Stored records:
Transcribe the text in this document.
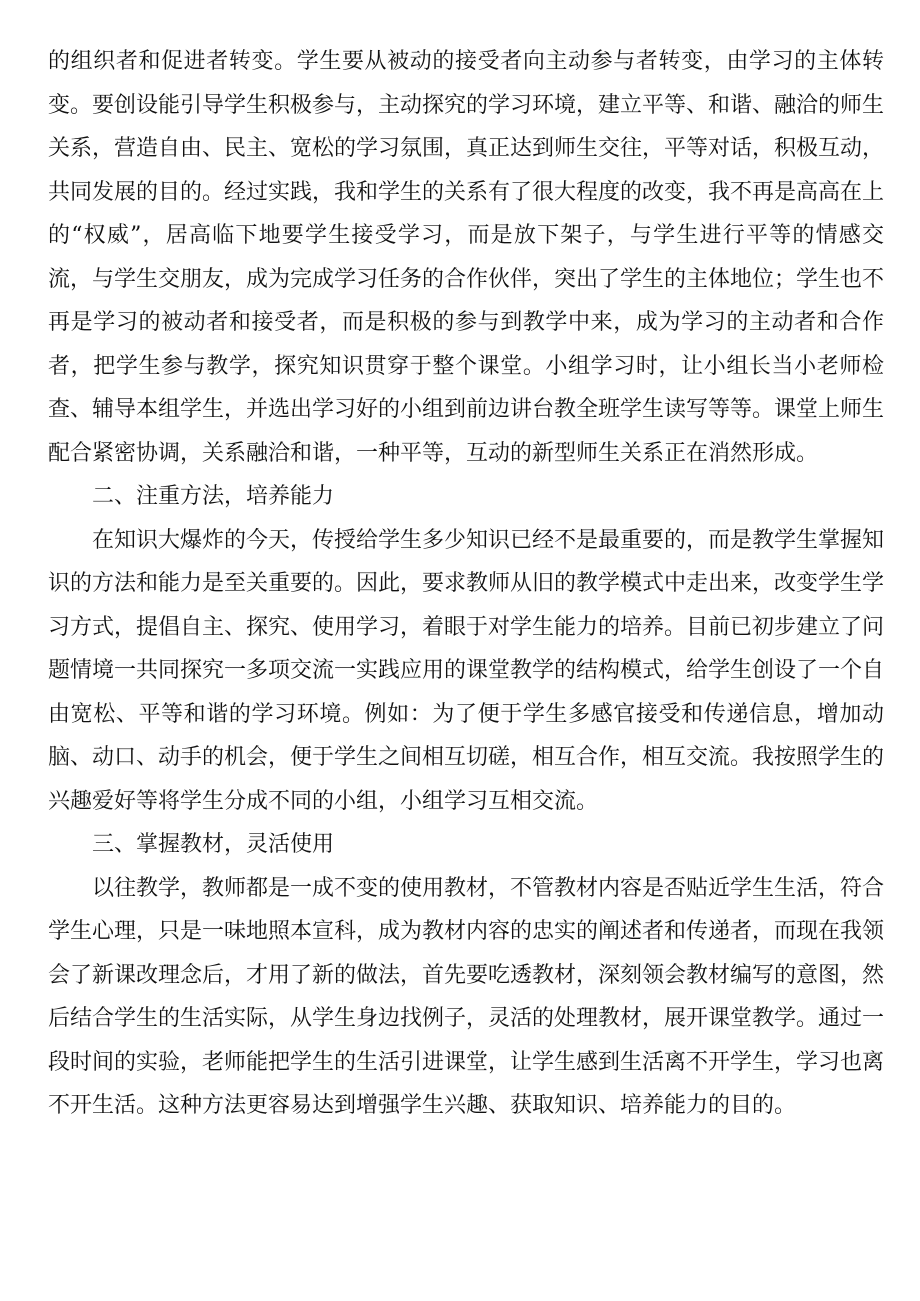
的组织者和促进者转变。学生要从被动的接受者向主动参与者转变，由学习的主体转变。要创设能引导学生积极参与，主动探究的学习环境，建立平等、和谐、融洽的师生关系，营造自由、民主、宽松的学习氛围，真正达到师生交往，平等对话，积极互动，共同发展的目的。经过实践，我和学生的关系有了很大程度的改变，我不再是高高在上的“权威”，居高临下地要学生接受学习，而是放下架子，与学生进行平等的情感交流，与学生交朋友，成为完成学习任务的合作伙伴，突出了学生的主体地位；学生也不再是学习的被动者和接受者，而是积极的参与到教学中来，成为学习的主动者和合作者，把学生参与教学，探究知识贯穿于整个课堂。小组学习时，让小组长当小老师检查、辅导本组学生，并选出学习好的小组到前边讲台教全班学生读写等等。课堂上师生配合紧密协调，关系融洽和谐，一种平等，互动的新型师生关系正在消然形成。

二、注重方法，培养能力

在知识大爆炸的今天，传授给学生多少知识已经不是最重要的，而是教学生掌握知识的方法和能力是至关重要的。因此，要求教师从旧的教学模式中走出来，改变学生学习方式，提倡自主、探究、使用学习，着眼于对学生能力的培养。目前已初步建立了问题情境一共同探究一多项交流一实践应用的课堂教学的结构模式，给学生创设了一个自由宽松、平等和谐的学习环境。例如：为了便于学生多感官接受和传递信息，增加动脑、动口、动手的机会，便于学生之间相互切磋，相互合作，相互交流。我按照学生的兴趣爱好等将学生分成不同的小组，小组学习互相交流。

三、掌握教材，灵活使用

以往教学，教师都是一成不变的使用教材，不管教材内容是否贴近学生生活，符合学生心理，只是一味地照本宣科，成为教材内容的忠实的阐述者和传递者，而现在我领会了新课改理念后，才用了新的做法，首先要吃透教材，深刻领会教材编写的意图，然后结合学生的生活实际，从学生身边找例子，灵活的处理教材，展开课堂教学。通过一段时间的实验，老师能把学生的生活引进课堂，让学生感到生活离不开学生，学习也离不开生活。这种方法更容易达到增强学生兴趣、获取知识、培养能力的目的。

EXERCISE GOAL: Make an exact copy of the data, leaving its pictures out.

ANSWER TO THE TASK:
Transcribe the text in this document.
的组织者和促进者转变。学生要从被动的接受者向主动参与者转变，由学习的主体转变。要创设能引导学生积极参与，主动探究的学习环境，建立平等、和谐、融洽的师生关系，营造自由、民主、宽松的学习氛围，真正达到师生交往，平等对话，积极互动，共同发展的目的。经过实践，我和学生的关系有了很大程度的改变，我不再是高高在上的“权威”，居高临下地要学生接受学习，而是放下架子，与学生进行平等的情感交流，与学生交朋友，成为完成学习任务的合作伙伴，突出了学生的主体地位；学生也不再是学习的被动者和接受者，而是积极的参与到教学中来，成为学习的主动者和合作者，把学生参与教学，探究知识贯穿于整个课堂。小组学习时，让小组长当小老师检查、辅导本组学生，并选出学习好的小组到前边讲台教全班学生读写等等。课堂上师生配合紧密协调，关系融洽和谐，一种平等，互动的新型师生关系正在消然形成。

二、注重方法，培养能力

在知识大爆炸的今天，传授给学生多少知识已经不是最重要的，而是教学生掌握知识的方法和能力是至关重要的。因此，要求教师从旧的教学模式中走出来，改变学生学习方式，提倡自主、探究、使用学习，着眼于对学生能力的培养。目前已初步建立了问题情境一共同探究一多项交流一实践应用的课堂教学的结构模式，给学生创设了一个自由宽松、平等和谐的学习环境。例如：为了便于学生多感官接受和传递信息，增加动脑、动口、动手的机会，便于学生之间相互切磋，相互合作，相互交流。我按照学生的兴趣爱好等将学生分成不同的小组，小组学习互相交流。

三、掌握教材，灵活使用

以往教学，教师都是一成不变的使用教材，不管教材内容是否贴近学生生活，符合学生心理，只是一味地照本宣科，成为教材内容的忠实的阐述者和传递者，而现在我领会了新课改理念后，才用了新的做法，首先要吃透教材，深刻领会教材编写的意图，然后结合学生的生活实际，从学生身边找例子，灵活的处理教材，展开课堂教学。通过一段时间的实验，老师能把学生的生活引进课堂，让学生感到生活离不开学生，学习也离不开生活。这种方法更容易达到增强学生兴趣、获取知识、培养能力的目的。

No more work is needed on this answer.